● Data records:
☆ ☆ ☆ ☆ ☆ ☆ ☆
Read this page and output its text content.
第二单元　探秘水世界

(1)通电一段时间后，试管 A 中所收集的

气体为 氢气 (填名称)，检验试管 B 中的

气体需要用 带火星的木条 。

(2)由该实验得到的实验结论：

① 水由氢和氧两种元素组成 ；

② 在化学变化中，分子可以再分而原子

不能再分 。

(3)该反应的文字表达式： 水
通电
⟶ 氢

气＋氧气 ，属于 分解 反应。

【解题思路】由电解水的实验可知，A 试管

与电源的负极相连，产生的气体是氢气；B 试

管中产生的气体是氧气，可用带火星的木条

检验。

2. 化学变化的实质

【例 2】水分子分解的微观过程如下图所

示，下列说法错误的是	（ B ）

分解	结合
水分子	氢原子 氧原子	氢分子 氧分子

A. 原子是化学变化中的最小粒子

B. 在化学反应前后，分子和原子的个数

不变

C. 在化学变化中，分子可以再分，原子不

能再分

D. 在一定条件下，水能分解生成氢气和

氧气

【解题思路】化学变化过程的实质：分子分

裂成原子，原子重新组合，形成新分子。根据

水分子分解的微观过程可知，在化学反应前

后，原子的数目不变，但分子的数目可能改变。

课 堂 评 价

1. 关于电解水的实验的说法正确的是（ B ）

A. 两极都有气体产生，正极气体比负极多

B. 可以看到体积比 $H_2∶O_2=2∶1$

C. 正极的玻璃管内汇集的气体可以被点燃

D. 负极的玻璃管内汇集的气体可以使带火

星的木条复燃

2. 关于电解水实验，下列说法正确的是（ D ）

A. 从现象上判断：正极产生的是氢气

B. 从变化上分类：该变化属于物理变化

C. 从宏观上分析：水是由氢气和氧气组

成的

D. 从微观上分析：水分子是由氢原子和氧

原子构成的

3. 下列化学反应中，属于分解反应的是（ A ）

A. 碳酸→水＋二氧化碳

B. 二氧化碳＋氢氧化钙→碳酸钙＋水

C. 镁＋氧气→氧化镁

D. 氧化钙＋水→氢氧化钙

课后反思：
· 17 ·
☆ ☆ ☆ ☆ ☆ ☆ ☆
● To be done: Repeat the material above in full, exactly as it stands.

● Solution for this task:
Read this page and output its text content.
第二单元　探秘水世界

(1)通电一段时间后，试管 A 中所收集的

气体为 氢气 (填名称)，检验试管 B 中的

气体需要用 带火星的木条 。

(2)由该实验得到的实验结论：

① 水由氢和氧两种元素组成 ；

② 在化学变化中，分子可以再分而原子

不能再分 。

(3)该反应的文字表达式： 水
通电
⟶ 氢

气＋氧气 ，属于 分解 反应。

【解题思路】由电解水的实验可知，A 试管

与电源的负极相连，产生的气体是氢气；B 试

管中产生的气体是氧气，可用带火星的木条

检验。

2. 化学变化的实质

【例 2】水分子分解的微观过程如下图所

示，下列说法错误的是	（ B ）

分解	结合
水分子	氢原子 氧原子	氢分子 氧分子

A. 原子是化学变化中的最小粒子

B. 在化学反应前后，分子和原子的个数

不变

C. 在化学变化中，分子可以再分，原子不

能再分

D. 在一定条件下，水能分解生成氢气和

氧气

【解题思路】化学变化过程的实质：分子分

裂成原子，原子重新组合，形成新分子。根据

水分子分解的微观过程可知，在化学反应前

后，原子的数目不变，但分子的数目可能改变。

课 堂 评 价

1. 关于电解水的实验的说法正确的是（ B ）

A. 两极都有气体产生，正极气体比负极多

B. 可以看到体积比 $H_2∶O_2=2∶1$

C. 正极的玻璃管内汇集的气体可以被点燃

D. 负极的玻璃管内汇集的气体可以使带火

星的木条复燃

2. 关于电解水实验，下列说法正确的是（ D ）

A. 从现象上判断：正极产生的是氢气

B. 从变化上分类：该变化属于物理变化

C. 从宏观上分析：水是由氢气和氧气组

成的

D. 从微观上分析：水分子是由氢原子和氧

原子构成的

3. 下列化学反应中，属于分解反应的是（ A ）

A. 碳酸→水＋二氧化碳

B. 二氧化碳＋氢氧化钙→碳酸钙＋水

C. 镁＋氧气→氧化镁

D. 氧化钙＋水→氢氧化钙

课后反思：
· 17 ·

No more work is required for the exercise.